| TASK PROMPT |
Using the records below, give the number of lines where the word "Annual" appears, with no further output.

— START OF DATA EXTRACT —

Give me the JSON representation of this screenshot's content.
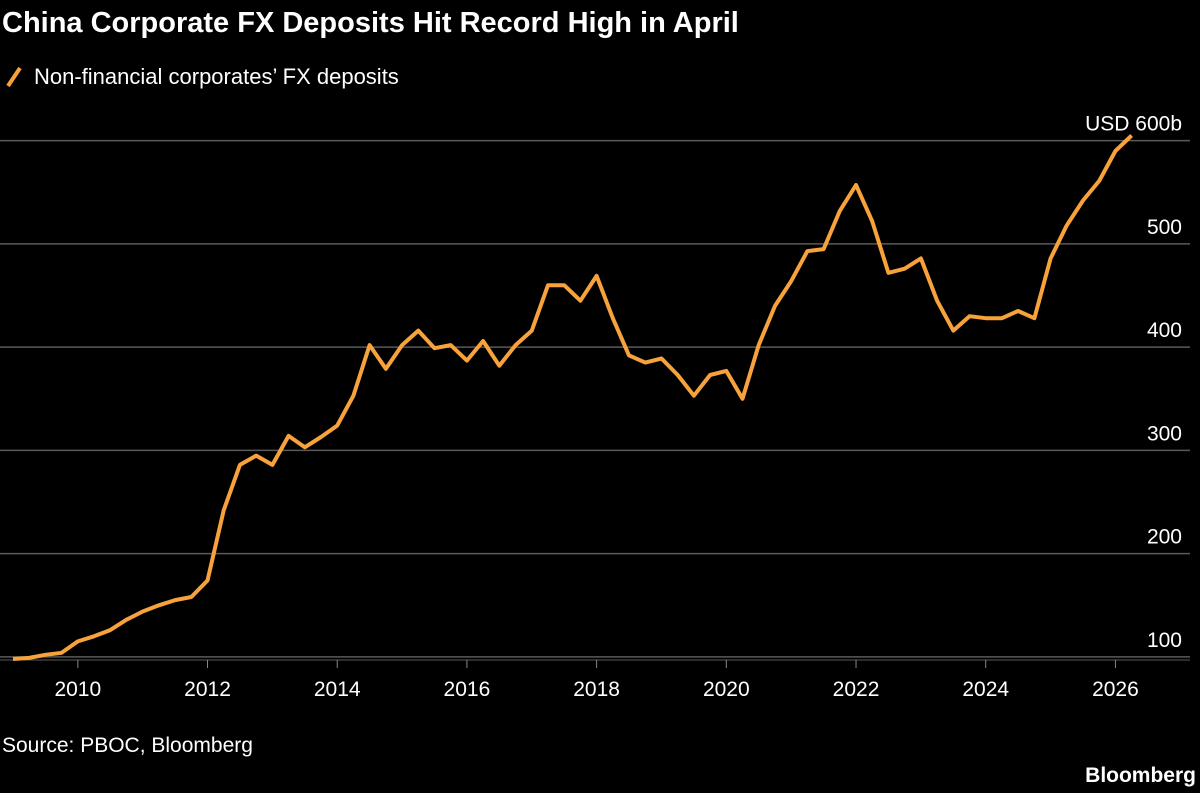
{
  "chart_data": {
    "type": "line",
    "title": "China Corporate FX Deposits Hit Record High in April",
    "source": "Source: PBOC, Bloomberg",
    "brand": "Bloomberg",
    "series": [
      {
        "name": "Non-financial corporates’ FX deposits",
        "color": "#f7a23b",
        "values": [
          98,
          99,
          102,
          104,
          115,
          120,
          126,
          136,
          144,
          150,
          155,
          158,
          174,
          242,
          286,
          295,
          286,
          314,
          303,
          313,
          324,
          353,
          402,
          379,
          402,
          416,
          399,
          402,
          387,
          406,
          382,
          402,
          416,
          460,
          460,
          445,
          469,
          428,
          392,
          385,
          389,
          373,
          353,
          373,
          377,
          350,
          402,
          440,
          464,
          493,
          495,
          532,
          557,
          522,
          472,
          476,
          486,
          445,
          416,
          430,
          428,
          428,
          435,
          428,
          486,
          518,
          542,
          561,
          590,
          605
        ]
      }
    ],
    "x": [
      2009,
      2009.25,
      2009.5,
      2009.75,
      2010,
      2010.25,
      2010.5,
      2010.75,
      2011,
      2011.25,
      2011.5,
      2011.75,
      2012,
      2012.25,
      2012.5,
      2012.75,
      2013,
      2013.25,
      2013.5,
      2013.75,
      2014,
      2014.25,
      2014.5,
      2014.75,
      2015,
      2015.25,
      2015.5,
      2015.75,
      2016,
      2016.25,
      2016.5,
      2016.75,
      2017,
      2017.25,
      2017.5,
      2017.75,
      2018,
      2018.25,
      2018.5,
      2018.75,
      2019,
      2019.25,
      2019.5,
      2019.75,
      2020,
      2020.25,
      2020.5,
      2020.75,
      2021,
      2021.25,
      2021.5,
      2021.75,
      2022,
      2022.25,
      2022.5,
      2022.75,
      2023,
      2023.25,
      2023.5,
      2023.75,
      2024,
      2024.25,
      2024.5,
      2024.75,
      2025,
      2025.25,
      2025.5,
      2025.75,
      2026,
      2026.25
    ],
    "xlim": [
      2008.8,
      2027.15
    ],
    "xticks": [
      2010,
      2012,
      2014,
      2016,
      2018,
      2020,
      2022,
      2024,
      2026
    ],
    "ylim": [
      97,
      620
    ],
    "yticks": [
      100,
      200,
      300,
      400,
      500,
      {
        "value": 600,
        "label": "USD 600b"
      }
    ],
    "grid": true
  }
}
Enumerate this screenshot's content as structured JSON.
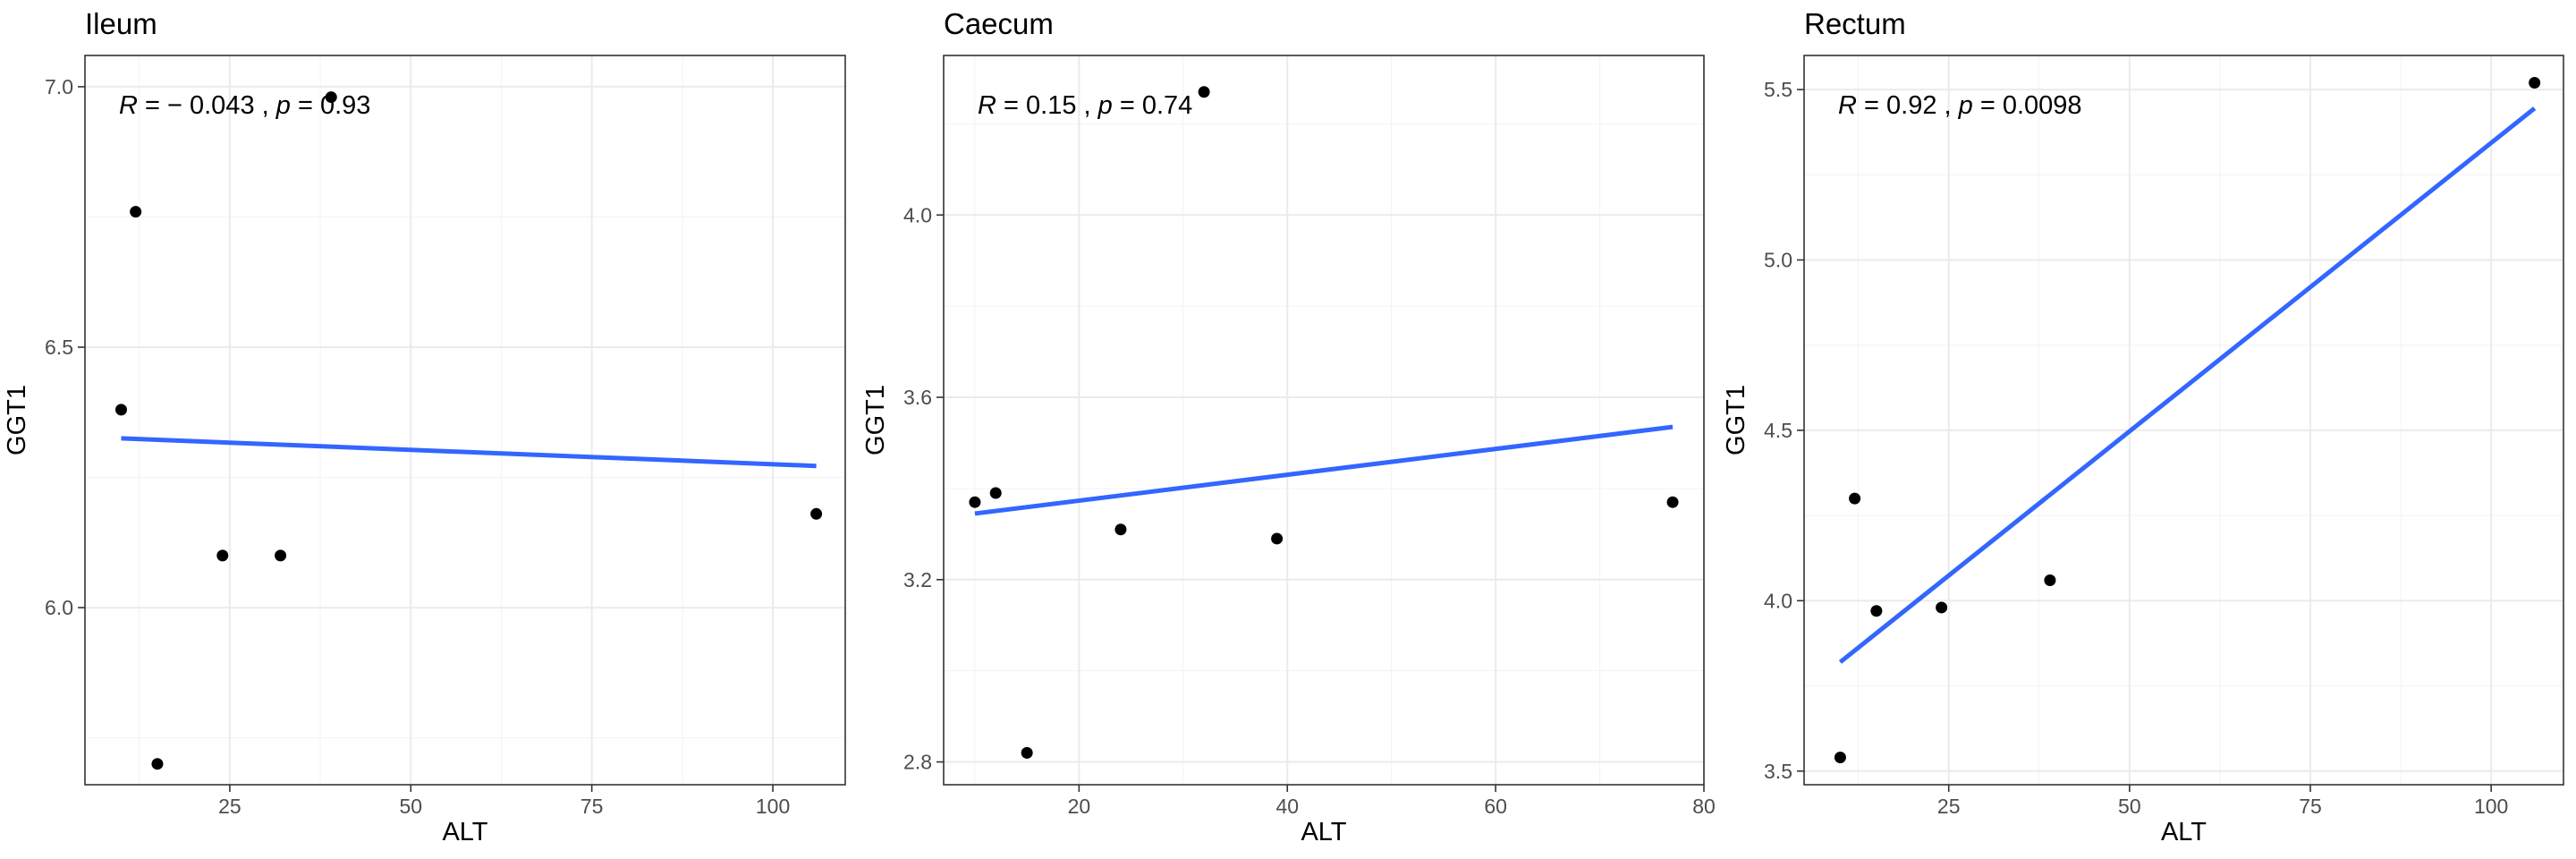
{
  "chart_data": [
    {
      "type": "scatter",
      "title": "Ileum",
      "xlabel": "ALT",
      "ylabel": "GGT1",
      "xlim": [
        5,
        110
      ],
      "ylim": [
        5.66,
        7.06
      ],
      "x_ticks": [
        25,
        50,
        75,
        100
      ],
      "x_tick_labels": [
        "25",
        "50",
        "75",
        "100"
      ],
      "y_ticks": [
        6.0,
        6.5,
        7.0
      ],
      "y_tick_labels": [
        "6.0",
        "6.5",
        "7.0"
      ],
      "grid": true,
      "points": [
        {
          "x": 10,
          "y": 6.38
        },
        {
          "x": 12,
          "y": 6.76
        },
        {
          "x": 15,
          "y": 5.7
        },
        {
          "x": 24,
          "y": 6.1
        },
        {
          "x": 32,
          "y": 6.1
        },
        {
          "x": 39,
          "y": 6.98
        },
        {
          "x": 106,
          "y": 6.18
        }
      ],
      "fit_line": {
        "x": [
          10,
          106
        ],
        "y": [
          6.325,
          6.272
        ],
        "color": "#3366ff"
      },
      "point_color": "#000000",
      "annotation": {
        "r_label": "R",
        "r_value": " = − 0.043 , ",
        "p_label": "p",
        "p_value": " = 0.93"
      }
    },
    {
      "type": "scatter",
      "title": "Caecum",
      "xlabel": "ALT",
      "ylabel": "GGT1",
      "xlim": [
        7,
        80
      ],
      "ylim": [
        2.75,
        4.35
      ],
      "x_ticks": [
        20,
        40,
        60,
        80
      ],
      "x_tick_labels": [
        "20",
        "40",
        "60",
        "80"
      ],
      "y_ticks": [
        2.8,
        3.2,
        3.6,
        4.0
      ],
      "y_tick_labels": [
        "2.8",
        "3.2",
        "3.6",
        "4.0"
      ],
      "grid": true,
      "points": [
        {
          "x": 10,
          "y": 3.37
        },
        {
          "x": 12,
          "y": 3.39
        },
        {
          "x": 15,
          "y": 2.82
        },
        {
          "x": 24,
          "y": 3.31
        },
        {
          "x": 32,
          "y": 4.27
        },
        {
          "x": 39,
          "y": 3.29
        },
        {
          "x": 77,
          "y": 3.37
        }
      ],
      "fit_line": {
        "x": [
          10,
          77
        ],
        "y": [
          3.345,
          3.535
        ],
        "color": "#3366ff"
      },
      "point_color": "#000000",
      "annotation": {
        "r_label": "R",
        "r_value": " = 0.15 , ",
        "p_label": "p",
        "p_value": " = 0.74"
      }
    },
    {
      "type": "scatter",
      "title": "Rectum",
      "xlabel": "ALT",
      "ylabel": "GGT1",
      "xlim": [
        5,
        110
      ],
      "ylim": [
        3.46,
        5.6
      ],
      "x_ticks": [
        25,
        50,
        75,
        100
      ],
      "x_tick_labels": [
        "25",
        "50",
        "75",
        "100"
      ],
      "y_ticks": [
        3.5,
        4.0,
        4.5,
        5.0,
        5.5
      ],
      "y_tick_labels": [
        "3.5",
        "4.0",
        "4.5",
        "5.0",
        "5.5"
      ],
      "grid": true,
      "points": [
        {
          "x": 10,
          "y": 3.54
        },
        {
          "x": 12,
          "y": 4.3
        },
        {
          "x": 15,
          "y": 3.97
        },
        {
          "x": 24,
          "y": 3.98
        },
        {
          "x": 39,
          "y": 4.06
        },
        {
          "x": 106,
          "y": 5.52
        }
      ],
      "fit_line": {
        "x": [
          10,
          106
        ],
        "y": [
          3.82,
          5.445
        ],
        "color": "#3366ff"
      },
      "point_color": "#000000",
      "annotation": {
        "r_label": "R",
        "r_value": " = 0.92 , ",
        "p_label": "p",
        "p_value": " = 0.0098"
      }
    }
  ]
}
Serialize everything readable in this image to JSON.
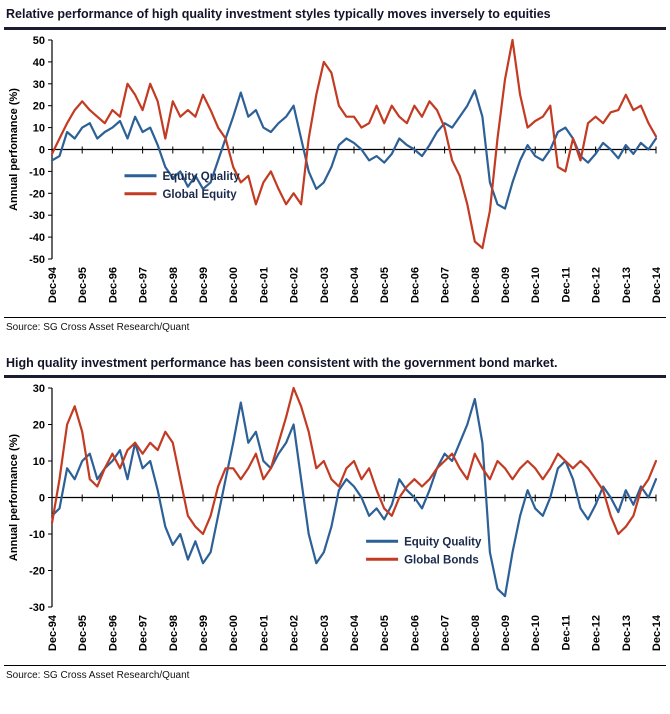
{
  "colors": {
    "equity_quality_blue": "#2d6096",
    "global_equity_red": "#c23b22",
    "axis_black": "#000000",
    "title_navy": "#141428"
  },
  "chart_data": [
    {
      "type": "line",
      "title": "Relative performance of high quality investment styles typically moves inversely to equities",
      "source": "Source: SG Cross Asset Research/Quant",
      "ylabel": "Annual perfomance (%)",
      "xlabel": "",
      "ylim": [
        -50,
        50
      ],
      "ytick_step": 10,
      "grid": false,
      "legend_position": "inside-left-lower",
      "legend_pos": {
        "fx": 0.12,
        "fy": 0.62
      },
      "x_labels": [
        "Dec-94",
        "Dec-95",
        "Dec-96",
        "Dec-97",
        "Dec-98",
        "Dec-99",
        "Dec-00",
        "Dec-01",
        "Dec-02",
        "Dec-03",
        "Dec-04",
        "Dec-05",
        "Dec-06",
        "Dec-07",
        "Dec-08",
        "Dec-09",
        "Dec-10",
        "Dec-11",
        "Dec-12",
        "Dec-13",
        "Dec-14"
      ],
      "x_resolution": "quarterly",
      "series": [
        {
          "name": "Equity Quality",
          "color": "#2d6096",
          "values": [
            -5,
            -3,
            8,
            5,
            10,
            12,
            5,
            8,
            10,
            13,
            5,
            15,
            8,
            10,
            2,
            -8,
            -13,
            -10,
            -17,
            -12,
            -18,
            -15,
            -5,
            5,
            15,
            26,
            15,
            18,
            10,
            8,
            12,
            15,
            20,
            5,
            -10,
            -18,
            -15,
            -8,
            2,
            5,
            3,
            0,
            -5,
            -3,
            -6,
            -2,
            5,
            2,
            0,
            -3,
            2,
            8,
            12,
            10,
            15,
            20,
            27,
            15,
            -15,
            -25,
            -27,
            -15,
            -5,
            2,
            -3,
            -5,
            0,
            8,
            10,
            5,
            -3,
            -6,
            -2,
            3,
            0,
            -4,
            2,
            -2,
            3,
            0,
            5
          ]
        },
        {
          "name": "Global Equity",
          "color": "#c23b22",
          "values": [
            -2,
            5,
            12,
            18,
            22,
            18,
            15,
            12,
            18,
            15,
            30,
            25,
            18,
            30,
            22,
            5,
            22,
            15,
            18,
            15,
            25,
            18,
            10,
            5,
            -8,
            -15,
            -12,
            -25,
            -15,
            -10,
            -18,
            -25,
            -20,
            -25,
            5,
            25,
            40,
            35,
            20,
            15,
            15,
            10,
            12,
            20,
            12,
            20,
            15,
            12,
            20,
            15,
            22,
            18,
            10,
            -5,
            -12,
            -25,
            -42,
            -45,
            -28,
            5,
            32,
            50,
            25,
            10,
            13,
            15,
            20,
            -8,
            -10,
            5,
            -5,
            12,
            15,
            12,
            17,
            18,
            25,
            18,
            20,
            12,
            6
          ]
        }
      ]
    },
    {
      "type": "line",
      "title": "High quality investment performance has been consistent with the government bond market.",
      "source": "Source: SG Cross Asset Research/Quant",
      "ylabel": "Annual performance (%)",
      "xlabel": "",
      "ylim": [
        -30,
        30
      ],
      "ytick_step": 10,
      "grid": false,
      "legend_position": "inside-right-lower",
      "legend_pos": {
        "fx": 0.52,
        "fy": 0.7
      },
      "x_labels": [
        "Dec-94",
        "Dec-95",
        "Dec-96",
        "Dec-97",
        "Dec-98",
        "Dec-99",
        "Dec-00",
        "Dec-01",
        "Dec-02",
        "Dec-03",
        "Dec-04",
        "Dec-05",
        "Dec-06",
        "Dec-07",
        "Dec-08",
        "Dec-09",
        "Dec-10",
        "Dec-11",
        "Dec-12",
        "Dec-13",
        "Dec-14"
      ],
      "x_resolution": "quarterly",
      "series": [
        {
          "name": "Equity Quality",
          "color": "#2d6096",
          "values": [
            -5,
            -3,
            8,
            5,
            10,
            12,
            5,
            8,
            10,
            13,
            5,
            15,
            8,
            10,
            2,
            -8,
            -13,
            -10,
            -17,
            -12,
            -18,
            -15,
            -5,
            5,
            15,
            26,
            15,
            18,
            10,
            8,
            12,
            15,
            20,
            5,
            -10,
            -18,
            -15,
            -8,
            2,
            5,
            3,
            0,
            -5,
            -3,
            -6,
            -2,
            5,
            2,
            0,
            -3,
            2,
            8,
            12,
            10,
            15,
            20,
            27,
            15,
            -15,
            -25,
            -27,
            -15,
            -5,
            2,
            -3,
            -5,
            0,
            8,
            10,
            5,
            -3,
            -6,
            -2,
            3,
            0,
            -4,
            2,
            -2,
            3,
            0,
            5
          ]
        },
        {
          "name": "Global Bonds",
          "color": "#c23b22",
          "values": [
            -7,
            5,
            20,
            25,
            18,
            5,
            3,
            8,
            12,
            8,
            13,
            15,
            12,
            15,
            13,
            18,
            15,
            5,
            -5,
            -8,
            -10,
            -5,
            3,
            8,
            8,
            5,
            8,
            12,
            5,
            8,
            15,
            22,
            30,
            25,
            18,
            8,
            10,
            5,
            3,
            8,
            10,
            5,
            8,
            2,
            -3,
            -5,
            0,
            3,
            5,
            3,
            5,
            8,
            10,
            12,
            8,
            5,
            12,
            8,
            5,
            10,
            8,
            5,
            8,
            10,
            8,
            5,
            8,
            12,
            10,
            8,
            10,
            8,
            5,
            2,
            -5,
            -10,
            -8,
            -5,
            2,
            5,
            10
          ]
        }
      ]
    }
  ]
}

— END OF DATA EXTRACT —

| RESULT FOR THIS TASK |
2